--- INSTRUCTIONS FOR THE TASK ---
Could you retype every line of the data below with no changes at all?

--- ENTRIES SHOWN ---
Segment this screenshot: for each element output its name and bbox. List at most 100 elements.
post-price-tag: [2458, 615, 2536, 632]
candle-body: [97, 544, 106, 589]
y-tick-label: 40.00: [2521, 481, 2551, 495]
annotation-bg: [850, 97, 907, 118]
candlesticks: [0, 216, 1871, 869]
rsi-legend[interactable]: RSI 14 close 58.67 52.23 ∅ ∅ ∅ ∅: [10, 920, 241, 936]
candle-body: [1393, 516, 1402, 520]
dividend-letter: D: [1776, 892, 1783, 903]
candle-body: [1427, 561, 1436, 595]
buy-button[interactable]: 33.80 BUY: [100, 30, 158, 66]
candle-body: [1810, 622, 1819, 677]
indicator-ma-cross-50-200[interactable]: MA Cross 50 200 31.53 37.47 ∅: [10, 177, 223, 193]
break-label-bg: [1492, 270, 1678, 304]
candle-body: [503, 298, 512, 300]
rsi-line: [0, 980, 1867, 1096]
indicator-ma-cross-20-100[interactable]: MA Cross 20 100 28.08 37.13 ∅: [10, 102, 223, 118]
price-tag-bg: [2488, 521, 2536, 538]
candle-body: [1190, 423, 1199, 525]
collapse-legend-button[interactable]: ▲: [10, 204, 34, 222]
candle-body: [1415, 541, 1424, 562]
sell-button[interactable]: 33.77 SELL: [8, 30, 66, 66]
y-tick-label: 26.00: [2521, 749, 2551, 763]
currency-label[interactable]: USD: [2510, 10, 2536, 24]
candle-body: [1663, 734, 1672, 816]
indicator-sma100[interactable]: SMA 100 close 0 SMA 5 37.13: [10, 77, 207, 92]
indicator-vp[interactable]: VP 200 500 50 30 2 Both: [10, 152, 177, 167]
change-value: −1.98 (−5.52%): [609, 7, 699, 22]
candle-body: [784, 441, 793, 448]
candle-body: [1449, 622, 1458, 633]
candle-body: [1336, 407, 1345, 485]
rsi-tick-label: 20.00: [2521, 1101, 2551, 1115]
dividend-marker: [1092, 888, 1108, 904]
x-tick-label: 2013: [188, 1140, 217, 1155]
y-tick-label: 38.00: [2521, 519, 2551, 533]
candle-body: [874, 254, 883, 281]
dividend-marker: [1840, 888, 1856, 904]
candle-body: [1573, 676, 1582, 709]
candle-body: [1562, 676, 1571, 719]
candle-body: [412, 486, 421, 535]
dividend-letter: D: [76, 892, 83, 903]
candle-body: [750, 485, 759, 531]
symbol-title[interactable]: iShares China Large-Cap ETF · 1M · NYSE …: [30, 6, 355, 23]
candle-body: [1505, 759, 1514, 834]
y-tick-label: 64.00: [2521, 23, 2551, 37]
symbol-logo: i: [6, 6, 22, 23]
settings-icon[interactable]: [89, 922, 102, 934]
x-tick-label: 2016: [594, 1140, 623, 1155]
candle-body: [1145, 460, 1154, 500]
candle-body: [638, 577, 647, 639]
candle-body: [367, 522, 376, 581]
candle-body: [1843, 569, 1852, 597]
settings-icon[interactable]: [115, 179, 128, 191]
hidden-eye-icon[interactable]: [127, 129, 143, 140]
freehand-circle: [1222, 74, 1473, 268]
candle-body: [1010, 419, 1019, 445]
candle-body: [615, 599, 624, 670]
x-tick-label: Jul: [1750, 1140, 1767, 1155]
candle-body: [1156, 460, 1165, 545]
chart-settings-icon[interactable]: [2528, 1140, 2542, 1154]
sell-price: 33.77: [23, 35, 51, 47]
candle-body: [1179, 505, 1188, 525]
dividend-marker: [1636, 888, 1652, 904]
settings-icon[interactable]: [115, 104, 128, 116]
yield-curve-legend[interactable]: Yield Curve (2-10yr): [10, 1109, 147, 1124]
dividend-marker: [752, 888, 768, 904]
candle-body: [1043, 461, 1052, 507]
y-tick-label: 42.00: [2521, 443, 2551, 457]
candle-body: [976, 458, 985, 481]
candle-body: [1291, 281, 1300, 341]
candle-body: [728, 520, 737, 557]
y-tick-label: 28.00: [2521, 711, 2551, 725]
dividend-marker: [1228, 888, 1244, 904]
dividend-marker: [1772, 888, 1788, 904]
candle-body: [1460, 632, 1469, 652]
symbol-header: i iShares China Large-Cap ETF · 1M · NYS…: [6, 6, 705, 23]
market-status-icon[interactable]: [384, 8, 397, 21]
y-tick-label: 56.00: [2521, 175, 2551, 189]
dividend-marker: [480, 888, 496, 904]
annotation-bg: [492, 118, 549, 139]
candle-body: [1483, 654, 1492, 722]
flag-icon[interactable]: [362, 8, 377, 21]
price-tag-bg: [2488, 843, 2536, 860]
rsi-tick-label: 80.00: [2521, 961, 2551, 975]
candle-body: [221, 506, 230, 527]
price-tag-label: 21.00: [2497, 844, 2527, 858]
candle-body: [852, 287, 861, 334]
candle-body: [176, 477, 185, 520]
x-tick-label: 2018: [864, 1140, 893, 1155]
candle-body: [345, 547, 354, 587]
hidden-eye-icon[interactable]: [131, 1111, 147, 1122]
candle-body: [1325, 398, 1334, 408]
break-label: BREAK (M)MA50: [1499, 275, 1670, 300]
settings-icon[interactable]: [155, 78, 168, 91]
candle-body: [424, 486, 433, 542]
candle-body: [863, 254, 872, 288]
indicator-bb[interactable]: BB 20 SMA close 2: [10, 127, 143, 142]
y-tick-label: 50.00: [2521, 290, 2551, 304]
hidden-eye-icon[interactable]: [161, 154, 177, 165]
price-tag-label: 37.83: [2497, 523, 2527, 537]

--- ANSWER FOR THE TASK ---
Segment this screenshot: for each element output its name and bbox. List at most 100 elements.
post-price-tag: [2458, 615, 2536, 632]
candle-body: [97, 544, 106, 589]
y-tick-label: 40.00: [2521, 481, 2551, 495]
annotation-bg: [850, 97, 907, 118]
candlesticks: [0, 216, 1871, 869]
rsi-legend[interactable]: RSI 14 close 58.67 52.23 ∅ ∅ ∅ ∅: [10, 920, 241, 936]
candle-body: [1393, 516, 1402, 520]
dividend-letter: D: [1776, 892, 1783, 903]
candle-body: [1427, 561, 1436, 595]
buy-button[interactable]: 33.80 BUY: [100, 30, 158, 66]
candle-body: [1810, 622, 1819, 677]
indicator-ma-cross-50-200[interactable]: MA Cross 50 200 31.53 37.47 ∅: [10, 177, 223, 193]
break-label-bg: [1492, 270, 1678, 304]
candle-body: [503, 298, 512, 300]
rsi-line: [0, 980, 1867, 1096]
indicator-ma-cross-20-100[interactable]: MA Cross 20 100 28.08 37.13 ∅: [10, 102, 223, 118]
price-tag-bg: [2488, 521, 2536, 538]
candle-body: [1190, 423, 1199, 525]
collapse-legend-button[interactable]: ▲: [10, 204, 34, 222]
candle-body: [1415, 541, 1424, 562]
sell-button[interactable]: 33.77 SELL: [8, 30, 66, 66]
y-tick-label: 26.00: [2521, 749, 2551, 763]
currency-label[interactable]: USD: [2510, 10, 2536, 24]
candle-body: [1663, 734, 1672, 816]
indicator-sma100[interactable]: SMA 100 close 0 SMA 5 37.13: [10, 77, 207, 92]
indicator-vp[interactable]: VP 200 500 50 30 2 Both: [10, 152, 177, 167]
change-value: −1.98 (−5.52%): [609, 7, 699, 22]
candle-body: [784, 441, 793, 448]
candle-body: [1449, 622, 1458, 633]
candle-body: [1336, 407, 1345, 485]
rsi-tick-label: 20.00: [2521, 1101, 2551, 1115]
dividend-marker: [1092, 888, 1108, 904]
x-tick-label: 2013: [188, 1140, 217, 1155]
y-tick-label: 38.00: [2521, 519, 2551, 533]
candle-body: [874, 254, 883, 281]
dividend-marker: [1840, 888, 1856, 904]
candle-body: [1573, 676, 1582, 709]
candle-body: [1562, 676, 1571, 719]
candle-body: [412, 486, 421, 535]
dividend-letter: D: [76, 892, 83, 903]
candle-body: [750, 485, 759, 531]
symbol-title[interactable]: iShares China Large-Cap ETF · 1M · NYSE …: [30, 6, 355, 23]
candle-body: [1505, 759, 1514, 834]
y-tick-label: 64.00: [2521, 23, 2551, 37]
symbol-logo: i: [6, 6, 22, 23]
settings-icon[interactable]: [89, 922, 102, 934]
x-tick-label: 2016: [594, 1140, 623, 1155]
candle-body: [1145, 460, 1154, 500]
candle-body: [638, 577, 647, 639]
candle-body: [367, 522, 376, 581]
candle-body: [1843, 569, 1852, 597]
settings-icon[interactable]: [115, 179, 128, 191]
hidden-eye-icon[interactable]: [127, 129, 143, 140]
freehand-circle: [1222, 74, 1473, 268]
candle-body: [1010, 419, 1019, 445]
candle-body: [615, 599, 624, 670]
x-tick-label: Jul: [1750, 1140, 1767, 1155]
candle-body: [1156, 460, 1165, 545]
chart-settings-icon[interactable]: [2528, 1140, 2542, 1154]
sell-price: 33.77: [23, 35, 51, 47]
candle-body: [1179, 505, 1188, 525]
dividend-marker: [1636, 888, 1652, 904]
settings-icon[interactable]: [115, 104, 128, 116]
yield-curve-legend[interactable]: Yield Curve (2-10yr): [10, 1109, 147, 1124]
dividend-marker: [752, 888, 768, 904]
candle-body: [1043, 461, 1052, 507]
y-tick-label: 42.00: [2521, 443, 2551, 457]
candle-body: [976, 458, 985, 481]
candle-body: [1291, 281, 1300, 341]
candle-body: [728, 520, 737, 557]
y-tick-label: 28.00: [2521, 711, 2551, 725]
dividend-marker: [1228, 888, 1244, 904]
dividend-marker: [1772, 888, 1788, 904]
candle-body: [1460, 632, 1469, 652]
symbol-header: i iShares China Large-Cap ETF · 1M · NYS…: [6, 6, 705, 23]
market-status-icon[interactable]: [384, 8, 397, 21]
y-tick-label: 56.00: [2521, 175, 2551, 189]
dividend-marker: [480, 888, 496, 904]
annotation-bg: [492, 118, 549, 139]
candle-body: [1483, 654, 1492, 722]
flag-icon[interactable]: [362, 8, 377, 21]
price-tag-bg: [2488, 843, 2536, 860]
rsi-tick-label: 80.00: [2521, 961, 2551, 975]
candle-body: [221, 506, 230, 527]
price-tag-label: 21.00: [2497, 844, 2527, 858]
candle-body: [852, 287, 861, 334]
candle-body: [176, 477, 185, 520]
x-tick-label: 2018: [864, 1140, 893, 1155]
candle-body: [345, 547, 354, 587]
hidden-eye-icon[interactable]: [131, 1111, 147, 1122]
candle-body: [1325, 398, 1334, 408]
break-label: BREAK (M)MA50: [1499, 275, 1670, 300]
settings-icon[interactable]: [155, 78, 168, 91]
candle-body: [424, 486, 433, 542]
candle-body: [863, 254, 872, 288]
indicator-bb[interactable]: BB 20 SMA close 2: [10, 127, 143, 142]
y-tick-label: 50.00: [2521, 290, 2551, 304]
hidden-eye-icon[interactable]: [161, 154, 177, 165]
price-tag-label: 37.83: [2497, 523, 2527, 537]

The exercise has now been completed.